Start of Information shown

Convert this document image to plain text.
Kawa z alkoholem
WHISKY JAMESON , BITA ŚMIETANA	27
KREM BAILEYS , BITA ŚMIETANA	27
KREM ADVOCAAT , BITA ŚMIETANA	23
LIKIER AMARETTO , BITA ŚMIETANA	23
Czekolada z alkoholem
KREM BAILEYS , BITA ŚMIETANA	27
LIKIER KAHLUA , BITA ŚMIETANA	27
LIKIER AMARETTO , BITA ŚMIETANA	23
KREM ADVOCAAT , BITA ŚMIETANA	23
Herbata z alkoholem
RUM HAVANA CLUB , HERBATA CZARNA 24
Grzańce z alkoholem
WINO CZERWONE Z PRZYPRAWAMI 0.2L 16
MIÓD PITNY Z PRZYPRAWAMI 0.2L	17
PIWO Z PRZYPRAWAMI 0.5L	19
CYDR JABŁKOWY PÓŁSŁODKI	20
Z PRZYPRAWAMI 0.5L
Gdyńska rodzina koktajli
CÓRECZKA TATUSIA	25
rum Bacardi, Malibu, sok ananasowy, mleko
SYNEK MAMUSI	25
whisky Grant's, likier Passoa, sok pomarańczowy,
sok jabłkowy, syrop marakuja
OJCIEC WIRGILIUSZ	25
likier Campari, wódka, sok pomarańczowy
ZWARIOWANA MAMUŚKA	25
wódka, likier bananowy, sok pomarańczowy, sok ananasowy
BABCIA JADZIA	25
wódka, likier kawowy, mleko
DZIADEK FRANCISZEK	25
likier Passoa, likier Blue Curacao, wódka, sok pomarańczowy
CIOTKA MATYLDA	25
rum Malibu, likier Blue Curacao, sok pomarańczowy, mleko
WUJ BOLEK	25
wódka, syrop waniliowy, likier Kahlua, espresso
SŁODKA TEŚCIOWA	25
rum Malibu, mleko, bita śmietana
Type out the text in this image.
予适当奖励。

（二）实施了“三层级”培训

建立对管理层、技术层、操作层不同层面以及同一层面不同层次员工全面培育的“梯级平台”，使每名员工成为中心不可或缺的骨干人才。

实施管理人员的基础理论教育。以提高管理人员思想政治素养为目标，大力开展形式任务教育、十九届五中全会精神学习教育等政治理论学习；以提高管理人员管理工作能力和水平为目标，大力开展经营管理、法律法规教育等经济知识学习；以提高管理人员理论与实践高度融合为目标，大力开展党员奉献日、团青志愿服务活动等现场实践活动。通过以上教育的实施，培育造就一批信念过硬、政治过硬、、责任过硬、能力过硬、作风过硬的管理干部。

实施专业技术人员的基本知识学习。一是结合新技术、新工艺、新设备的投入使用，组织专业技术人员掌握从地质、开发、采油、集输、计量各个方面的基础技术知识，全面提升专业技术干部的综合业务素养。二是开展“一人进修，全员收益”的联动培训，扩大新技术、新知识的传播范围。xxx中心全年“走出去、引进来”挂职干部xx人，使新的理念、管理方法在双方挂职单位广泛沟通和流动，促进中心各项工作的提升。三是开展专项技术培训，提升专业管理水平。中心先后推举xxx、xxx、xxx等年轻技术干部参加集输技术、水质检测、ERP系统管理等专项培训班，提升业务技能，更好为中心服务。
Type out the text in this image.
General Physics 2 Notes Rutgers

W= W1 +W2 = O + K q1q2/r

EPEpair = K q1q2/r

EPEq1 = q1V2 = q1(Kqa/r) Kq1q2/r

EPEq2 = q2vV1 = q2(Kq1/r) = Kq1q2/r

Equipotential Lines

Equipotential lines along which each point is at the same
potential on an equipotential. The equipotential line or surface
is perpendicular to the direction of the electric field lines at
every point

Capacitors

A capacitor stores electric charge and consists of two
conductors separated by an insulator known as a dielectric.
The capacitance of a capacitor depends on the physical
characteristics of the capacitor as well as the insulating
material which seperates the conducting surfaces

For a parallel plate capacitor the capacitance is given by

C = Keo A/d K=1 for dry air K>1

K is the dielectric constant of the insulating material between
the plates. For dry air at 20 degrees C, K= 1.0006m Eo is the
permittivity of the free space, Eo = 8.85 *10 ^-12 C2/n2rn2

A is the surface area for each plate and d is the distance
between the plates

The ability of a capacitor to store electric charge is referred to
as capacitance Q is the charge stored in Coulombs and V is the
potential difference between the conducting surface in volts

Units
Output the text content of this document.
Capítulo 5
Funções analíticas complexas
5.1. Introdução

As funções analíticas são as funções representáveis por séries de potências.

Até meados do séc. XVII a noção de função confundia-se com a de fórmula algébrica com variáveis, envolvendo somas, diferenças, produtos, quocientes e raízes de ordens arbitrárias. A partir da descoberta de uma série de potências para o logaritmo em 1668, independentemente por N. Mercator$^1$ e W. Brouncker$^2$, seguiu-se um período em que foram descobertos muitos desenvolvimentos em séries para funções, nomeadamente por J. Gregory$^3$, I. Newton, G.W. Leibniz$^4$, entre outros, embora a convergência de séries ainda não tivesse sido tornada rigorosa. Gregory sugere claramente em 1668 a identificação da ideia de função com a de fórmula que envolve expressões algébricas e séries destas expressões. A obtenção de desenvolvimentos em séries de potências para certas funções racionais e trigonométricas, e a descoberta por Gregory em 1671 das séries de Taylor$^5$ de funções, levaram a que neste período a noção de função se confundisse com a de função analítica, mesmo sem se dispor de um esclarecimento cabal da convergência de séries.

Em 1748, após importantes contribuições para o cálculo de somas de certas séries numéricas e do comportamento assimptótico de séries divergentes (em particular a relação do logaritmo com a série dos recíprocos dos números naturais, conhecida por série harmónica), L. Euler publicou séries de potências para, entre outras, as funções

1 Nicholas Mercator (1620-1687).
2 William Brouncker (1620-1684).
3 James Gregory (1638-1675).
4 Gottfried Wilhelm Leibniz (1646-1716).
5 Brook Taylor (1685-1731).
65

End of Information shown

_Goal_
Look through the material above. Copy each line where the word "Mercator" appears.

_The solution_
Até meados do séc. XVII a noção de função confundia-se com a de fórmula algébrica com variáveis, envolvendo somas, diferenças, produtos, quocientes e raízes de ordens arbitrárias. A partir da descoberta de uma série de potências para o logaritmo em 1668, independentemente por N. Mercator$^1$ e W. Brouncker$^2$, seguiu-se um período em que foram descobertos muitos desenvolvimentos em séries para funções, nomeadamente por J. Gregory$^3$, I. Newton, G.W. Leibniz$^4$, entre outros, embora a convergência de séries ainda não tivesse sido tornada rigorosa. Gregory sugere claramente em 1668 a identificação da ideia de função com a de fórmula que envolve expressões algébricas e séries destas expressões. A obtenção de desenvolvimentos em séries de potências para certas funções racionais e trigonométricas, e a descoberta por Gregory em 1671 das séries de Taylor$^5$ de funções, levaram a que neste período a noção de função se confundisse com a de função analítica, mesmo sem se dispor de um esclarecimento cabal da convergência de séries.
1 Nicholas Mercator (1620-1687).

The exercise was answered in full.